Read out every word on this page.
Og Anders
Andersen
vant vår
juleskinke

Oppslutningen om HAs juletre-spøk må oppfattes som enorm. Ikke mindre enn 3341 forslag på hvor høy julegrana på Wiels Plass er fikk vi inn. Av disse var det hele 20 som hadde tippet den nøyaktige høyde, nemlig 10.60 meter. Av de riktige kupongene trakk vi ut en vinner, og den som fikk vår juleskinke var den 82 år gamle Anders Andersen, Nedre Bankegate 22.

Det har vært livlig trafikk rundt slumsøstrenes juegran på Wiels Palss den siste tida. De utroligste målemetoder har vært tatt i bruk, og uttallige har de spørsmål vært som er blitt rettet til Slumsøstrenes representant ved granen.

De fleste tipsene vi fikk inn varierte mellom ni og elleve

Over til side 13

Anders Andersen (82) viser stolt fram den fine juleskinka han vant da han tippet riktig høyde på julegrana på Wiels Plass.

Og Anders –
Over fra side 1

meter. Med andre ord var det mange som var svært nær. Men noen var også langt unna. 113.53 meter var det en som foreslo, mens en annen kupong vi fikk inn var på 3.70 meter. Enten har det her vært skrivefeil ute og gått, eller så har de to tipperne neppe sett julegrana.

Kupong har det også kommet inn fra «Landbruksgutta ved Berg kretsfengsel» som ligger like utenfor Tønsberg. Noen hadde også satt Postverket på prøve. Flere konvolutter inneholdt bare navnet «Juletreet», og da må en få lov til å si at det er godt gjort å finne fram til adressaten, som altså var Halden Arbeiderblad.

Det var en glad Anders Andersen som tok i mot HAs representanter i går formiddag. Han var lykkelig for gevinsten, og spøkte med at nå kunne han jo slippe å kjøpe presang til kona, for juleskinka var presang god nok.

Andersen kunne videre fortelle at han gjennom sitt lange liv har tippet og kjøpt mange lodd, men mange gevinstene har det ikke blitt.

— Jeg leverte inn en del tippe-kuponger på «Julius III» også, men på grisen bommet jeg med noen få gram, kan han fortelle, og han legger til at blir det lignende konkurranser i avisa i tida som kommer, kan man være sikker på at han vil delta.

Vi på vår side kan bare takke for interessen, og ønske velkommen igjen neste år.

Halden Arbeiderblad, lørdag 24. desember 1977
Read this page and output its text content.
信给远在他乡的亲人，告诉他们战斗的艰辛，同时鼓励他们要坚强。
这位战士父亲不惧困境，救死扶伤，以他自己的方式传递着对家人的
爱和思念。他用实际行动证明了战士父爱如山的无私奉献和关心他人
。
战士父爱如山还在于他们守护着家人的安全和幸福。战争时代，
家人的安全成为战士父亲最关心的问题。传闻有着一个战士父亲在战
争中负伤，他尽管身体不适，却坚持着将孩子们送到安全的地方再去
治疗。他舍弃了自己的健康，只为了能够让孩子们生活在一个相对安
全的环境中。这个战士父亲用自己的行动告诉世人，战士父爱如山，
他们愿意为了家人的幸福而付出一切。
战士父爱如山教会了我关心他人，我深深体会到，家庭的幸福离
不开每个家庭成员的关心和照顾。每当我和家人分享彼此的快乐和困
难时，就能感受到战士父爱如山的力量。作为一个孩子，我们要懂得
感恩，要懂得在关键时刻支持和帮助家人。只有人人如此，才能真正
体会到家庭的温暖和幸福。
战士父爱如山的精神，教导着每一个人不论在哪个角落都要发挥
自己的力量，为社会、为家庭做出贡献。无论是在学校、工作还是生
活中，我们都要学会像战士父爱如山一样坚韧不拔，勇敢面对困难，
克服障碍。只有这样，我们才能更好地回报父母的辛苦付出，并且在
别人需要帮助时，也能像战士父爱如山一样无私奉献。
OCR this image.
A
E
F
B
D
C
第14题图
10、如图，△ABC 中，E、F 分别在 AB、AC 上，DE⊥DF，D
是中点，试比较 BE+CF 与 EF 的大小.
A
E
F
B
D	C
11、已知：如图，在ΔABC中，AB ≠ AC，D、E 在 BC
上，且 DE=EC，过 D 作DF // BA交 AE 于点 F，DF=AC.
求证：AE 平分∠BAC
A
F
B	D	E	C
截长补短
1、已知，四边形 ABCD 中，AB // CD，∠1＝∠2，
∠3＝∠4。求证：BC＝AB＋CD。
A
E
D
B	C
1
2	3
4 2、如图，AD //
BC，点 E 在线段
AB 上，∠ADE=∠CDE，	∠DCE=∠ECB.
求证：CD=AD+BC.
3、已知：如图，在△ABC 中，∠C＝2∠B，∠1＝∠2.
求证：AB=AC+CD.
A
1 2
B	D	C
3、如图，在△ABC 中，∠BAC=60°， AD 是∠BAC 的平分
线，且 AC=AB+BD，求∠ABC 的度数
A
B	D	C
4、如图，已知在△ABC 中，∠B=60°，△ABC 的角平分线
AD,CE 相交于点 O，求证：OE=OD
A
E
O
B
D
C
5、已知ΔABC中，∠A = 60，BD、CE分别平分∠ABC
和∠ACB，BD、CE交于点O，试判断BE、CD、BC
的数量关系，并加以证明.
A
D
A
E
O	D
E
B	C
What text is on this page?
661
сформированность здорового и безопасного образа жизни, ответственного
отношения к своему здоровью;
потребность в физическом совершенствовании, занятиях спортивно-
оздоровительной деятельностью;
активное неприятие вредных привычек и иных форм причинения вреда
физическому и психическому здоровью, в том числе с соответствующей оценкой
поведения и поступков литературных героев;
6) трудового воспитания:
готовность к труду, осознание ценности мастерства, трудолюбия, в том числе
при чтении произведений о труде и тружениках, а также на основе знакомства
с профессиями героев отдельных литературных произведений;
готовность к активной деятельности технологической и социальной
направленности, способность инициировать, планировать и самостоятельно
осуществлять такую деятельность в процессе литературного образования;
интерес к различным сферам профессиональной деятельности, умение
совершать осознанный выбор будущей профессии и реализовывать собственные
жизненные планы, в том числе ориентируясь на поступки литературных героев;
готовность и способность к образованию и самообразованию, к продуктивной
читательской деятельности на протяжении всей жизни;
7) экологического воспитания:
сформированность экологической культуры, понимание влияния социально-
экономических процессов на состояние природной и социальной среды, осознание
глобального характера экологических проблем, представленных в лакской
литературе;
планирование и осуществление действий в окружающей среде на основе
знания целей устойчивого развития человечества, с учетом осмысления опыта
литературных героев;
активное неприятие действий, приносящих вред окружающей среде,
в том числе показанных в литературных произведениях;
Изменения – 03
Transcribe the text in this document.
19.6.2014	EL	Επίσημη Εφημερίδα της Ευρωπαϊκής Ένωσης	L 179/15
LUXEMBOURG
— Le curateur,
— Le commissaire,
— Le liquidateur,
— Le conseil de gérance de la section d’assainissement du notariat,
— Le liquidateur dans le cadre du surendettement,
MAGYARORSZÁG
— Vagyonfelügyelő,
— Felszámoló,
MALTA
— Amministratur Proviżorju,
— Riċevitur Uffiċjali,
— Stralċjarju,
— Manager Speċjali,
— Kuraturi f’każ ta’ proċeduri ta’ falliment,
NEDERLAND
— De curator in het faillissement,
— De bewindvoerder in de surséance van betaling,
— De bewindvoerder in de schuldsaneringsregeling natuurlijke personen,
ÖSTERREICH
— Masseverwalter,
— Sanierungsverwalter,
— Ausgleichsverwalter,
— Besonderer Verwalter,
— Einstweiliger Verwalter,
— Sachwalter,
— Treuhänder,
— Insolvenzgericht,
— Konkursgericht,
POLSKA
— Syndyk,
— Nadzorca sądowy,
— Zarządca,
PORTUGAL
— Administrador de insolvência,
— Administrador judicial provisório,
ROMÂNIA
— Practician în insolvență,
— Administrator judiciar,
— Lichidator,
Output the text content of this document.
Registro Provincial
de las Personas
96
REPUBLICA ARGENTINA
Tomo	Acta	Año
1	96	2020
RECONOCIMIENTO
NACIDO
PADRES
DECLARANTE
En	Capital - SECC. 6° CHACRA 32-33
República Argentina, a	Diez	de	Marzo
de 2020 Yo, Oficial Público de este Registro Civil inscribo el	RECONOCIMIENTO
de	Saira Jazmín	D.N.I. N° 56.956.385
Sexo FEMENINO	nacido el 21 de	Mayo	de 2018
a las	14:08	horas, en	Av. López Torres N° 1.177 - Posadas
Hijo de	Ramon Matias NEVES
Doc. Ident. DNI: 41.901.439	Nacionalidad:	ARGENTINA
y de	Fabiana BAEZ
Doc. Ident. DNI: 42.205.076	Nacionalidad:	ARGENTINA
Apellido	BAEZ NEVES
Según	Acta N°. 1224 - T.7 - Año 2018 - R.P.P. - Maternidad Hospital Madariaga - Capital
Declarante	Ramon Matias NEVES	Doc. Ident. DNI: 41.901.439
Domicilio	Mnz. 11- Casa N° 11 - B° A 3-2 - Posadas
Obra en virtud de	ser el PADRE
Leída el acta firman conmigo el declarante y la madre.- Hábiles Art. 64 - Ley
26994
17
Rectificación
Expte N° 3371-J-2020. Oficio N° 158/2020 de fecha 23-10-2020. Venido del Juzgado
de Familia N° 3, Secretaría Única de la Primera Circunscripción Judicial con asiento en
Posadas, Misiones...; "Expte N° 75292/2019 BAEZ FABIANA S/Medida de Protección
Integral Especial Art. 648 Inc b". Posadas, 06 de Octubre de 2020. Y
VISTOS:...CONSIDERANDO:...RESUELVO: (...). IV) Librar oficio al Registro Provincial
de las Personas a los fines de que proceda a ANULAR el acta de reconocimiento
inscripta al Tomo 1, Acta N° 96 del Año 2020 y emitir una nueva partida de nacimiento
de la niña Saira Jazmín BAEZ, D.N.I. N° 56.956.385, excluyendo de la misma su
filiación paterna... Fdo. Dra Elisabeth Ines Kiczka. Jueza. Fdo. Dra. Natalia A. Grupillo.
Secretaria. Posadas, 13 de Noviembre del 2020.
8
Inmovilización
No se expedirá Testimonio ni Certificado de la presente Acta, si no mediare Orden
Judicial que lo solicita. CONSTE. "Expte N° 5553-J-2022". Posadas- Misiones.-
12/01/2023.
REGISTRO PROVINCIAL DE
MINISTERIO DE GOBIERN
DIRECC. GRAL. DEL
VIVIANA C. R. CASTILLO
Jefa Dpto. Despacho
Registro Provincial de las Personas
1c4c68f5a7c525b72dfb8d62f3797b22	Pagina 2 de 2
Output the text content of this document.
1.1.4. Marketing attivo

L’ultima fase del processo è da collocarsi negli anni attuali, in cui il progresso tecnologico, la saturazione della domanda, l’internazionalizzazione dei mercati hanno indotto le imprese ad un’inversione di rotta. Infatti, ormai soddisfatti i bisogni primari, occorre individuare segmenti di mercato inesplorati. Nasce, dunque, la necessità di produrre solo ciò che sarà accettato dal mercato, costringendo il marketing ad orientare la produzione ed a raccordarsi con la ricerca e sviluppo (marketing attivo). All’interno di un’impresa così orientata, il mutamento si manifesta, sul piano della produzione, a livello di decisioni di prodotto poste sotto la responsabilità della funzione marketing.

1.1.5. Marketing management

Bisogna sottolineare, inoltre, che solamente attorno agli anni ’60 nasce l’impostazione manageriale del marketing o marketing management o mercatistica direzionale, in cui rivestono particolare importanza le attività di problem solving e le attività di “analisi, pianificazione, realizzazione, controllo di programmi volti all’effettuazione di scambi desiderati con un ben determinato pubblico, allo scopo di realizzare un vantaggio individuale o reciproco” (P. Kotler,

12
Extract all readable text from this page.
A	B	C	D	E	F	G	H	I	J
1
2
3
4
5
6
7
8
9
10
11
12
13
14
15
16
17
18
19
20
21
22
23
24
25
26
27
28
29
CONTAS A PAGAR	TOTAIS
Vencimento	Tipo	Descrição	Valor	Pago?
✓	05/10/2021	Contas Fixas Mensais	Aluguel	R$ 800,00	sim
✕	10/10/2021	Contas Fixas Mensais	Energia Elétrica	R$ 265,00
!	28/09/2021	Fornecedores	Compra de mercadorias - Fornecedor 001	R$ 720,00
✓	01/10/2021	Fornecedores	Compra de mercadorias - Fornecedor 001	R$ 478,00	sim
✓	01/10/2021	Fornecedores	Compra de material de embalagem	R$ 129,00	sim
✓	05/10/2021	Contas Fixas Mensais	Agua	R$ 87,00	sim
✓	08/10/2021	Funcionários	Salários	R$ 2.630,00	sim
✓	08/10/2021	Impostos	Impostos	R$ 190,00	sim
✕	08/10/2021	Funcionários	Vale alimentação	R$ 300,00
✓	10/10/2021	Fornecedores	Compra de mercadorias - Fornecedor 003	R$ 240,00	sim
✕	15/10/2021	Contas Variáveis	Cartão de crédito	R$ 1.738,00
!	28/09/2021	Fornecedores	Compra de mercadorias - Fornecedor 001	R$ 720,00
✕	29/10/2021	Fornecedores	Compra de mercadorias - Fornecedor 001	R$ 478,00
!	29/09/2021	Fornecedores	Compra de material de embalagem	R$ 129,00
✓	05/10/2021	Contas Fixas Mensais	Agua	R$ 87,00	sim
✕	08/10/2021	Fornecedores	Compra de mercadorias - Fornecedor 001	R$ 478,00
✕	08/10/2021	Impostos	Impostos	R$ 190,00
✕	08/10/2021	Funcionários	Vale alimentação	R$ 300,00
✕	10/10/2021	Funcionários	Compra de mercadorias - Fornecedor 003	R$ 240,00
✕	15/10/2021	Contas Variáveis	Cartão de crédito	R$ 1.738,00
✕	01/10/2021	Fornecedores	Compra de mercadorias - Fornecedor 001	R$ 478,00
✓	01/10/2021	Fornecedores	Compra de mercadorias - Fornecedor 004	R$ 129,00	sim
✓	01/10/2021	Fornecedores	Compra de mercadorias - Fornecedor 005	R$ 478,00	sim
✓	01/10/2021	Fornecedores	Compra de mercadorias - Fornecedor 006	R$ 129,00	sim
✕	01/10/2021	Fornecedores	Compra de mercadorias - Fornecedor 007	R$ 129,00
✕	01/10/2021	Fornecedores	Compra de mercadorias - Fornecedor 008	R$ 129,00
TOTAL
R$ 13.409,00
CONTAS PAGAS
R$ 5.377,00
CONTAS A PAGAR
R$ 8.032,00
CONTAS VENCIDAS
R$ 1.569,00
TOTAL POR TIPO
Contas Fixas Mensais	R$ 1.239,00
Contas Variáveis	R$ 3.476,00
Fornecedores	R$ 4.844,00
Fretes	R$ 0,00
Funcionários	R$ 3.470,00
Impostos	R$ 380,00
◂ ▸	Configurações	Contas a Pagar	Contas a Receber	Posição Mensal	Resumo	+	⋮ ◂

--------------------

## What you will do
Pull out every line containing "BAEZ".

## Task answer
y de	Fabiana BAEZ
Apellido	BAEZ NEVES
Posadas, Misiones...; "Expte N° 75292/2019 BAEZ FABIANA S/Medida de Protección
de la niña Saira Jazmín BAEZ, D.N.I. N° 56.956.385, excluyendo de la misma su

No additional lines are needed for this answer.